◆ Instructions to follow
Copy out every line that contains "Отечественной".

◆ Records provided

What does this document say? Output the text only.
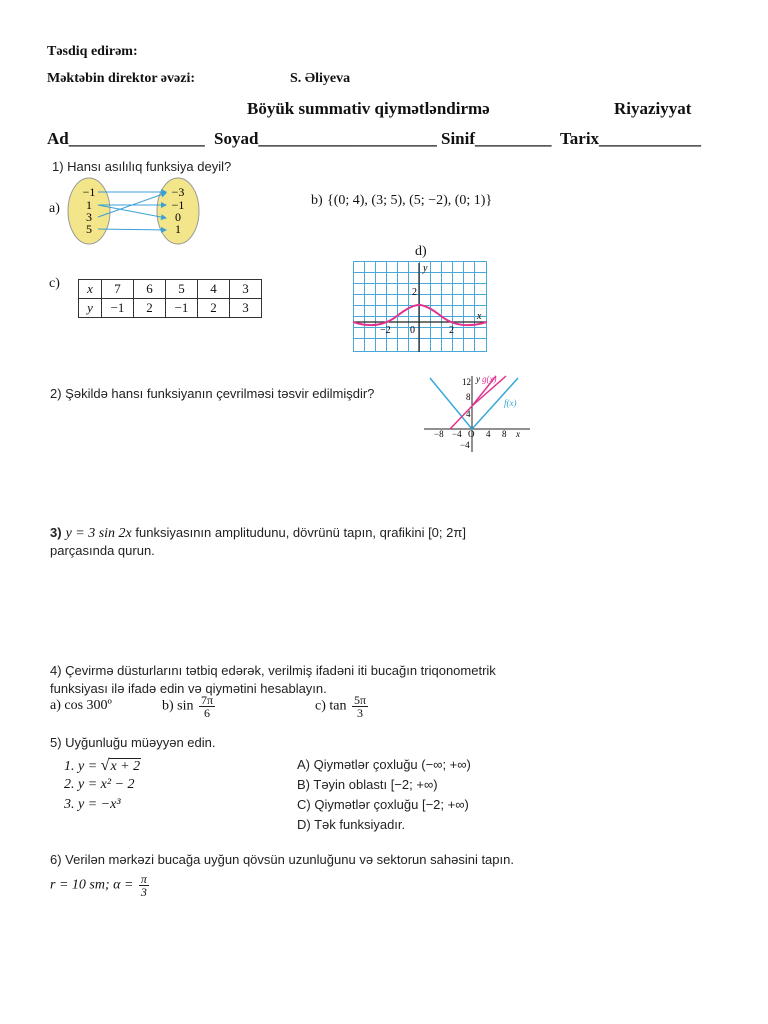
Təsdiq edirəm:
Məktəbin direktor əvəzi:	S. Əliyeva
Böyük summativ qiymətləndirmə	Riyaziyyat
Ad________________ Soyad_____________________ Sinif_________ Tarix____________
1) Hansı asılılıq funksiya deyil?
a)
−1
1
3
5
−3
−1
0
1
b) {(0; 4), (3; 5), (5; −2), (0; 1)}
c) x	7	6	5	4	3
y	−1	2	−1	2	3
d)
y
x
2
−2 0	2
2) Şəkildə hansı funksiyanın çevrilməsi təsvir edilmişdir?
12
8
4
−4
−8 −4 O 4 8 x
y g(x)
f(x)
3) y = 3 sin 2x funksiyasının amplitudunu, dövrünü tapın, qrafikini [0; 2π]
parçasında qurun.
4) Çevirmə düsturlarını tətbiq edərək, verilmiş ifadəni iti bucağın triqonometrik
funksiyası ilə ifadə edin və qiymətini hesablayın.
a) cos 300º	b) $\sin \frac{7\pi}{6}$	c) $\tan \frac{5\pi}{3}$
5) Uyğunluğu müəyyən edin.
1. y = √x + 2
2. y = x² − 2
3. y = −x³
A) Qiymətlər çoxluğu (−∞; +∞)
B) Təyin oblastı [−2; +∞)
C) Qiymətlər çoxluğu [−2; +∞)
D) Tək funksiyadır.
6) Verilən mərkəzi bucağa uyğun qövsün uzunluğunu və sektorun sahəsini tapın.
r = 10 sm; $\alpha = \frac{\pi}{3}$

==

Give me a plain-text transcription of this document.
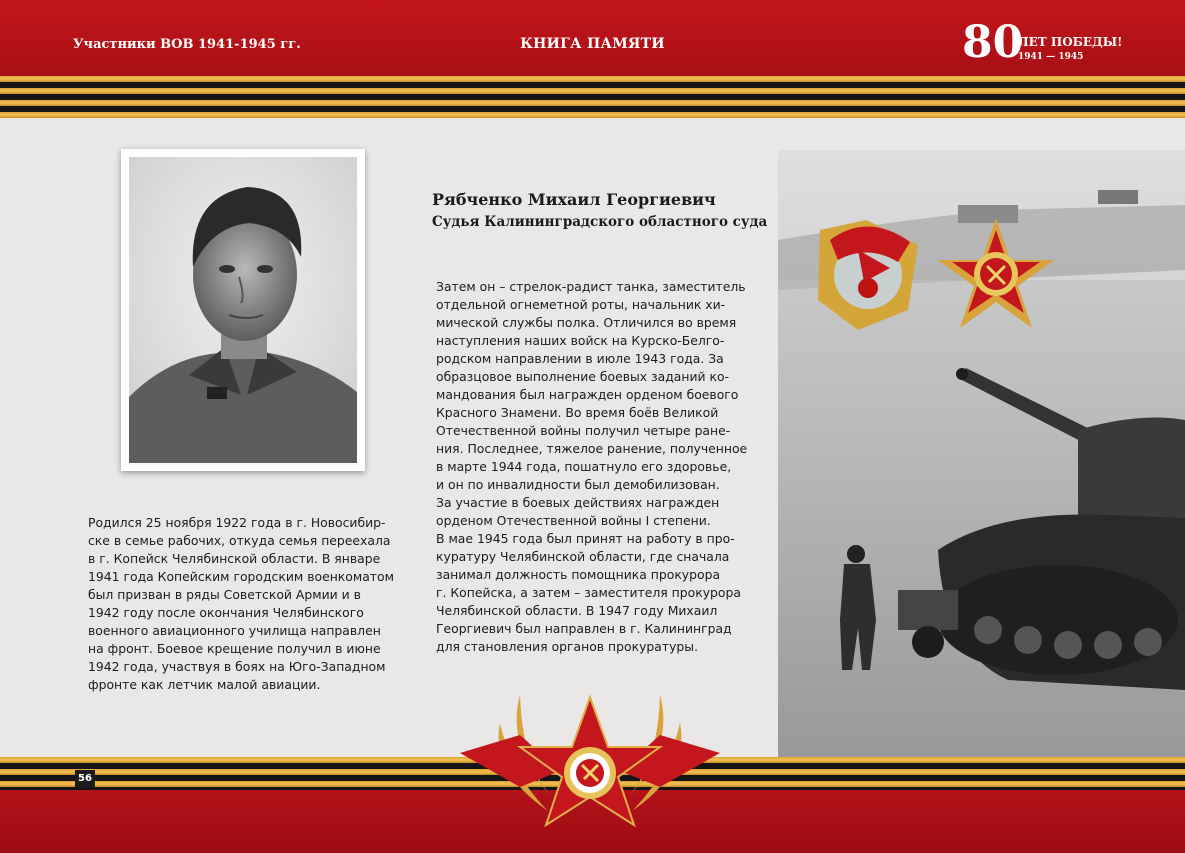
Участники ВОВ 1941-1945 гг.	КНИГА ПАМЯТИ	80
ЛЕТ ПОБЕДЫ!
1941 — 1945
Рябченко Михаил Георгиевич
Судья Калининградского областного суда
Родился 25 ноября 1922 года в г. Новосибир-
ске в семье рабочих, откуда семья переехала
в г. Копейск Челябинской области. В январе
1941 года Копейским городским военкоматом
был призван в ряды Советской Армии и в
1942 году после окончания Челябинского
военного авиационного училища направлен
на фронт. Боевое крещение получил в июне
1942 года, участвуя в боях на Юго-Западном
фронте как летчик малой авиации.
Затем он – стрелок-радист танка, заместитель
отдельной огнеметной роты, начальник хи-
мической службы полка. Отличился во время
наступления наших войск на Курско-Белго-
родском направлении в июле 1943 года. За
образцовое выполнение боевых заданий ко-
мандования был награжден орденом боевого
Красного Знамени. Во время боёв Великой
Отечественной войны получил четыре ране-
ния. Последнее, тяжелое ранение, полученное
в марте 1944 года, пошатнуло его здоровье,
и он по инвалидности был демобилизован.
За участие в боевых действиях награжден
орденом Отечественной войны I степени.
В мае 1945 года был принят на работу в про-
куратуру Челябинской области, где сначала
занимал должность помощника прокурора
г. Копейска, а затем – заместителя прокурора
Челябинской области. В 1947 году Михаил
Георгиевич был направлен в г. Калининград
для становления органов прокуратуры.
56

---

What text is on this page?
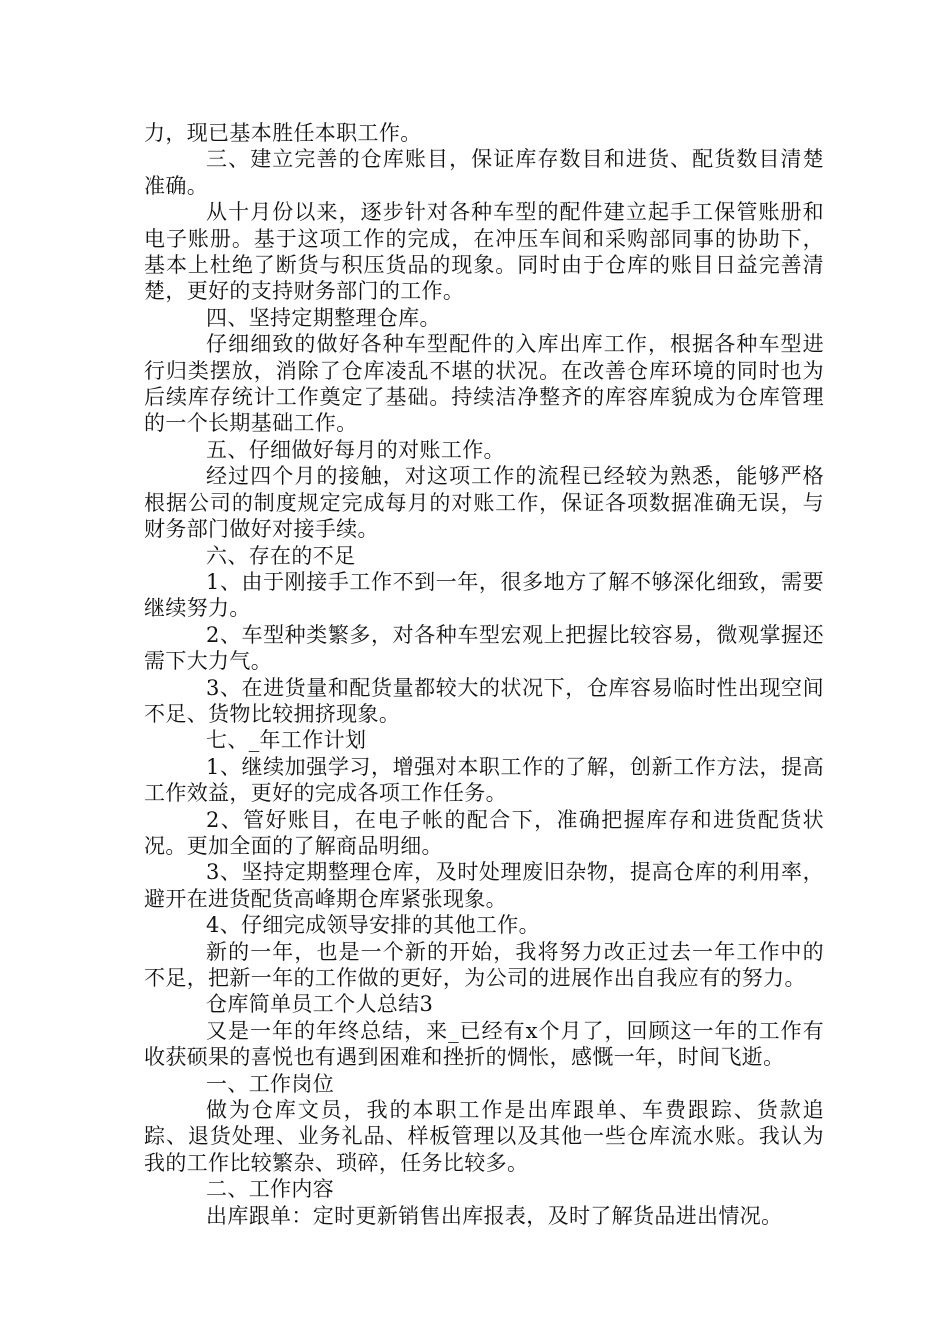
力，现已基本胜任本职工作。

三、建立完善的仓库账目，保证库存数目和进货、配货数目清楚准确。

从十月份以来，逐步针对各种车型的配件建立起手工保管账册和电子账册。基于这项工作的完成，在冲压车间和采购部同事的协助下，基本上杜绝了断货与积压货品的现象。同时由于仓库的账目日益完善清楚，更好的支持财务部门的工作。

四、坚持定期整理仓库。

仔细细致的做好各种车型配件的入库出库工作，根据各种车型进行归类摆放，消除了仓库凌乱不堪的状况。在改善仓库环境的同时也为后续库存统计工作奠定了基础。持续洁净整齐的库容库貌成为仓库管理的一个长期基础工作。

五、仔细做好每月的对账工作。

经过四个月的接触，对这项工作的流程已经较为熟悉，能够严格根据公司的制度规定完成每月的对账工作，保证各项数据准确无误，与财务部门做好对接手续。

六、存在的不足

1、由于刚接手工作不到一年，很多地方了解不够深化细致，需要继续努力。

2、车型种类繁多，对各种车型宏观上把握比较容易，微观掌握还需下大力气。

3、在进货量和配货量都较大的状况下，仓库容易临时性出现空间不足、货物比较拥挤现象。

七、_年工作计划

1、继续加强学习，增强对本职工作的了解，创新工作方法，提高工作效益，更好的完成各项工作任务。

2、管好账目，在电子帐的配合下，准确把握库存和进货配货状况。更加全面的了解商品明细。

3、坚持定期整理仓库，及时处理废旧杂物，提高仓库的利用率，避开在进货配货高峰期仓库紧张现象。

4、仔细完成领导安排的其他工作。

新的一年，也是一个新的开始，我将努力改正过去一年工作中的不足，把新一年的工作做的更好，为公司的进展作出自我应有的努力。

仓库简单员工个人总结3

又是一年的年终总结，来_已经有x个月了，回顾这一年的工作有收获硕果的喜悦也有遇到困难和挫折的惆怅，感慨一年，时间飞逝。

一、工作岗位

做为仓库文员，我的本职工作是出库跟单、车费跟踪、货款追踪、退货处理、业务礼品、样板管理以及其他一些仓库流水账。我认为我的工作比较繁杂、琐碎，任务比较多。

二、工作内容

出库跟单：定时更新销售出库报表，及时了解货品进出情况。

◆ The response
Отечественной войны получил четыре ране-
орденом Отечественной войны I степени.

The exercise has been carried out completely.